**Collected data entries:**
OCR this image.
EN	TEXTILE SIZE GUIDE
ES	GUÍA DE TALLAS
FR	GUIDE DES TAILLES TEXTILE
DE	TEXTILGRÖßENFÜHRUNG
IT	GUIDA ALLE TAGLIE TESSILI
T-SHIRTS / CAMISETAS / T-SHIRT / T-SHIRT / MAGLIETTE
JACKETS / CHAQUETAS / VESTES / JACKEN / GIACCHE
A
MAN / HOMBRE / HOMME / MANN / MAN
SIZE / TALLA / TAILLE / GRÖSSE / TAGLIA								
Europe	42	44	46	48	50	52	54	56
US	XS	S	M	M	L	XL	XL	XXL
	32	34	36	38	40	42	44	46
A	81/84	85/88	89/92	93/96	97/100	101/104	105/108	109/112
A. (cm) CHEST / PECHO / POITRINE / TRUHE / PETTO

**Task statement:**
Word for word, extract all the records.

**Response to this task:**
OCR this image.
EN	TEXTILE SIZE GUIDE
ES	GUÍA DE TALLAS
FR	GUIDE DES TAILLES TEXTILE
DE	TEXTILGRÖßENFÜHRUNG
IT	GUIDA ALLE TAGLIE TESSILI
T-SHIRTS / CAMISETAS / T-SHIRT / T-SHIRT / MAGLIETTE
JACKETS / CHAQUETAS / VESTES / JACKEN / GIACCHE
A
MAN / HOMBRE / HOMME / MANN / MAN
SIZE / TALLA / TAILLE / GRÖSSE / TAGLIA								
Europe	42	44	46	48	50	52	54	56
US	XS	S	M	M	L	XL	XL	XXL
	32	34	36	38	40	42	44	46
A	81/84	85/88	89/92	93/96	97/100	101/104	105/108	109/112
A. (cm) CHEST / PECHO / POITRINE / TRUHE / PETTO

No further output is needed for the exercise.